WHAT IS EXPECTED >> Copy out every record below exactly as written, but leave out any pictures.

Start of SUPPLIED DATA

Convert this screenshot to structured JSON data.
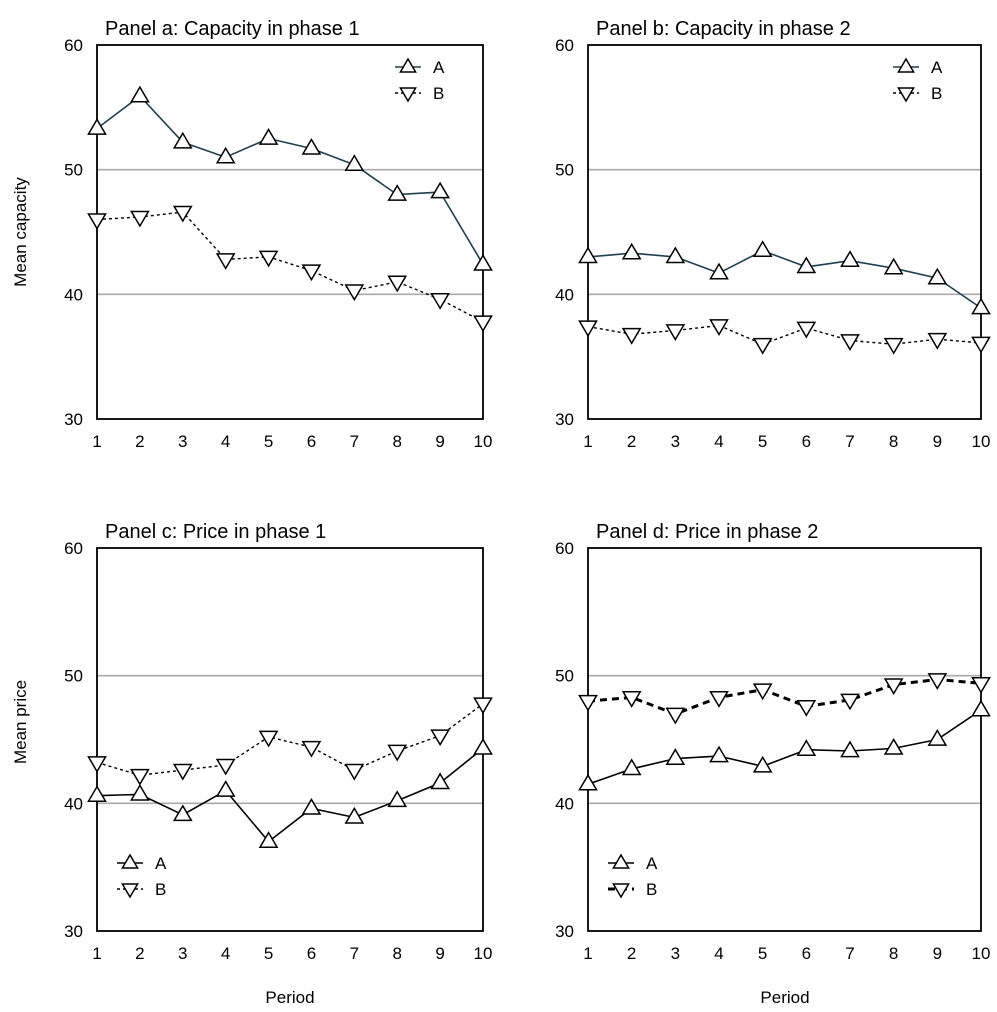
{
  "figure": {
    "y_label_top": "Mean capacity",
    "y_label_bottom": "Mean price",
    "x_label": "Period"
  },
  "chart_data": [
    {
      "type": "line",
      "title": "Panel a: Capacity in phase 1",
      "xlabel": "",
      "ylabel": "Mean capacity",
      "x": [
        1,
        2,
        3,
        4,
        5,
        6,
        7,
        8,
        9,
        10
      ],
      "ylim": [
        30,
        60
      ],
      "yticks": [
        30,
        40,
        50,
        60
      ],
      "grid_y": [
        40,
        50
      ],
      "legend": "top-right",
      "series": [
        {
          "name": "A",
          "marker": "triangle-up",
          "style": "solid",
          "color": "#1f3f4f",
          "values": [
            53.3,
            55.9,
            52.2,
            51.0,
            52.5,
            51.7,
            50.4,
            48.0,
            48.2,
            42.4
          ]
        },
        {
          "name": "B",
          "marker": "triangle-down",
          "style": "dotted",
          "color": "#000000",
          "values": [
            46.0,
            46.2,
            46.6,
            42.8,
            43.0,
            41.9,
            40.3,
            41.0,
            39.6,
            37.8
          ]
        }
      ]
    },
    {
      "type": "line",
      "title": "Panel b: Capacity in phase 2",
      "xlabel": "",
      "ylabel": "",
      "x": [
        1,
        2,
        3,
        4,
        5,
        6,
        7,
        8,
        9,
        10
      ],
      "ylim": [
        30,
        60
      ],
      "yticks": [
        30,
        40,
        50,
        60
      ],
      "grid_y": [
        40,
        50
      ],
      "legend": "top-right",
      "series": [
        {
          "name": "A",
          "marker": "triangle-up",
          "style": "solid",
          "color": "#1f3f4f",
          "values": [
            43.0,
            43.3,
            43.0,
            41.7,
            43.5,
            42.2,
            42.7,
            42.1,
            41.3,
            38.9
          ]
        },
        {
          "name": "B",
          "marker": "triangle-down",
          "style": "dotted",
          "color": "#000000",
          "values": [
            37.4,
            36.8,
            37.1,
            37.5,
            36.0,
            37.3,
            36.3,
            36.0,
            36.4,
            36.1
          ]
        }
      ]
    },
    {
      "type": "line",
      "title": "Panel c: Price in phase 1",
      "xlabel": "Period",
      "ylabel": "Mean price",
      "x": [
        1,
        2,
        3,
        4,
        5,
        6,
        7,
        8,
        9,
        10
      ],
      "ylim": [
        30,
        60
      ],
      "yticks": [
        30,
        40,
        50,
        60
      ],
      "grid_y": [
        40,
        50
      ],
      "legend": "bottom-left",
      "series": [
        {
          "name": "A",
          "marker": "triangle-up",
          "style": "solid",
          "color": "#000000",
          "values": [
            40.6,
            40.7,
            39.1,
            41.0,
            37.0,
            39.6,
            38.9,
            40.2,
            41.6,
            44.3
          ]
        },
        {
          "name": "B",
          "marker": "triangle-down",
          "style": "dotted",
          "color": "#000000",
          "values": [
            43.2,
            42.2,
            42.6,
            43.0,
            45.2,
            44.4,
            42.6,
            44.1,
            45.3,
            47.8
          ]
        }
      ]
    },
    {
      "type": "line",
      "title": "Panel d: Price in phase 2",
      "xlabel": "Period",
      "ylabel": "",
      "x": [
        1,
        2,
        3,
        4,
        5,
        6,
        7,
        8,
        9,
        10
      ],
      "ylim": [
        30,
        60
      ],
      "yticks": [
        30,
        40,
        50,
        60
      ],
      "grid_y": [
        40,
        50
      ],
      "legend": "bottom-left",
      "series": [
        {
          "name": "A",
          "marker": "triangle-up",
          "style": "solid",
          "color": "#000000",
          "values": [
            41.5,
            42.7,
            43.5,
            43.7,
            42.9,
            44.2,
            44.1,
            44.3,
            45.0,
            47.3
          ]
        },
        {
          "name": "B",
          "marker": "triangle-down",
          "style": "bold-dashed",
          "color": "#000000",
          "values": [
            48.0,
            48.3,
            47.0,
            48.3,
            48.9,
            47.6,
            48.1,
            49.3,
            49.7,
            49.4
          ]
        }
      ]
    }
  ]
}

End of SUPPLIED DATA

RESULT >>
Convert this screenshot to structured JSON data.
{
  "figure": {
    "y_label_top": "Mean capacity",
    "y_label_bottom": "Mean price",
    "x_label": "Period"
  },
  "chart_data": [
    {
      "type": "line",
      "title": "Panel a: Capacity in phase 1",
      "xlabel": "",
      "ylabel": "Mean capacity",
      "x": [
        1,
        2,
        3,
        4,
        5,
        6,
        7,
        8,
        9,
        10
      ],
      "ylim": [
        30,
        60
      ],
      "yticks": [
        30,
        40,
        50,
        60
      ],
      "grid_y": [
        40,
        50
      ],
      "legend": "top-right",
      "series": [
        {
          "name": "A",
          "marker": "triangle-up",
          "style": "solid",
          "color": "#1f3f4f",
          "values": [
            53.3,
            55.9,
            52.2,
            51.0,
            52.5,
            51.7,
            50.4,
            48.0,
            48.2,
            42.4
          ]
        },
        {
          "name": "B",
          "marker": "triangle-down",
          "style": "dotted",
          "color": "#000000",
          "values": [
            46.0,
            46.2,
            46.6,
            42.8,
            43.0,
            41.9,
            40.3,
            41.0,
            39.6,
            37.8
          ]
        }
      ]
    },
    {
      "type": "line",
      "title": "Panel b: Capacity in phase 2",
      "xlabel": "",
      "ylabel": "",
      "x": [
        1,
        2,
        3,
        4,
        5,
        6,
        7,
        8,
        9,
        10
      ],
      "ylim": [
        30,
        60
      ],
      "yticks": [
        30,
        40,
        50,
        60
      ],
      "grid_y": [
        40,
        50
      ],
      "legend": "top-right",
      "series": [
        {
          "name": "A",
          "marker": "triangle-up",
          "style": "solid",
          "color": "#1f3f4f",
          "values": [
            43.0,
            43.3,
            43.0,
            41.7,
            43.5,
            42.2,
            42.7,
            42.1,
            41.3,
            38.9
          ]
        },
        {
          "name": "B",
          "marker": "triangle-down",
          "style": "dotted",
          "color": "#000000",
          "values": [
            37.4,
            36.8,
            37.1,
            37.5,
            36.0,
            37.3,
            36.3,
            36.0,
            36.4,
            36.1
          ]
        }
      ]
    },
    {
      "type": "line",
      "title": "Panel c: Price in phase 1",
      "xlabel": "Period",
      "ylabel": "Mean price",
      "x": [
        1,
        2,
        3,
        4,
        5,
        6,
        7,
        8,
        9,
        10
      ],
      "ylim": [
        30,
        60
      ],
      "yticks": [
        30,
        40,
        50,
        60
      ],
      "grid_y": [
        40,
        50
      ],
      "legend": "bottom-left",
      "series": [
        {
          "name": "A",
          "marker": "triangle-up",
          "style": "solid",
          "color": "#000000",
          "values": [
            40.6,
            40.7,
            39.1,
            41.0,
            37.0,
            39.6,
            38.9,
            40.2,
            41.6,
            44.3
          ]
        },
        {
          "name": "B",
          "marker": "triangle-down",
          "style": "dotted",
          "color": "#000000",
          "values": [
            43.2,
            42.2,
            42.6,
            43.0,
            45.2,
            44.4,
            42.6,
            44.1,
            45.3,
            47.8
          ]
        }
      ]
    },
    {
      "type": "line",
      "title": "Panel d: Price in phase 2",
      "xlabel": "Period",
      "ylabel": "",
      "x": [
        1,
        2,
        3,
        4,
        5,
        6,
        7,
        8,
        9,
        10
      ],
      "ylim": [
        30,
        60
      ],
      "yticks": [
        30,
        40,
        50,
        60
      ],
      "grid_y": [
        40,
        50
      ],
      "legend": "bottom-left",
      "series": [
        {
          "name": "A",
          "marker": "triangle-up",
          "style": "solid",
          "color": "#000000",
          "values": [
            41.5,
            42.7,
            43.5,
            43.7,
            42.9,
            44.2,
            44.1,
            44.3,
            45.0,
            47.3
          ]
        },
        {
          "name": "B",
          "marker": "triangle-down",
          "style": "bold-dashed",
          "color": "#000000",
          "values": [
            48.0,
            48.3,
            47.0,
            48.3,
            48.9,
            47.6,
            48.1,
            49.3,
            49.7,
            49.4
          ]
        }
      ]
    }
  ]
}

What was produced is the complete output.